Print the entire listing. Each line must match the original exactly.

Dataset items:
— Begin —

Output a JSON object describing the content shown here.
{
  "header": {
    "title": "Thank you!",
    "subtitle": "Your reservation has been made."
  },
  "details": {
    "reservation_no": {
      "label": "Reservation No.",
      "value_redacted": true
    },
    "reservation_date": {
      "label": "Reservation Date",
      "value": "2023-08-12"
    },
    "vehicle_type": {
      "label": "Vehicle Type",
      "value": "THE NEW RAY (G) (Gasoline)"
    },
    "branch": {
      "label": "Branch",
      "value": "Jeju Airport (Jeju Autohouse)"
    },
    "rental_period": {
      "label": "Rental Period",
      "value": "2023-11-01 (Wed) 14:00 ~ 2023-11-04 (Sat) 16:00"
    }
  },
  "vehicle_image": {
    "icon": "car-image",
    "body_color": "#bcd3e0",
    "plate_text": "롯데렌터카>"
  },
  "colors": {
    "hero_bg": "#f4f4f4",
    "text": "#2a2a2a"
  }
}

— End —

=== TASK SOLUTION ===
Output a JSON object describing the content shown here.
{
  "header": {
    "title": "Thank you!",
    "subtitle": "Your reservation has been made."
  },
  "details": {
    "reservation_no": {
      "label": "Reservation No.",
      "value_redacted": true
    },
    "reservation_date": {
      "label": "Reservation Date",
      "value": "2023-08-12"
    },
    "vehicle_type": {
      "label": "Vehicle Type",
      "value": "THE NEW RAY (G) (Gasoline)"
    },
    "branch": {
      "label": "Branch",
      "value": "Jeju Airport (Jeju Autohouse)"
    },
    "rental_period": {
      "label": "Rental Period",
      "value": "2023-11-01 (Wed) 14:00 ~ 2023-11-04 (Sat) 16:00"
    }
  },
  "vehicle_image": {
    "icon": "car-image",
    "body_color": "#bcd3e0",
    "plate_text": "롯데렌터카>"
  },
  "colors": {
    "hero_bg": "#f4f4f4",
    "text": "#2a2a2a"
  }
}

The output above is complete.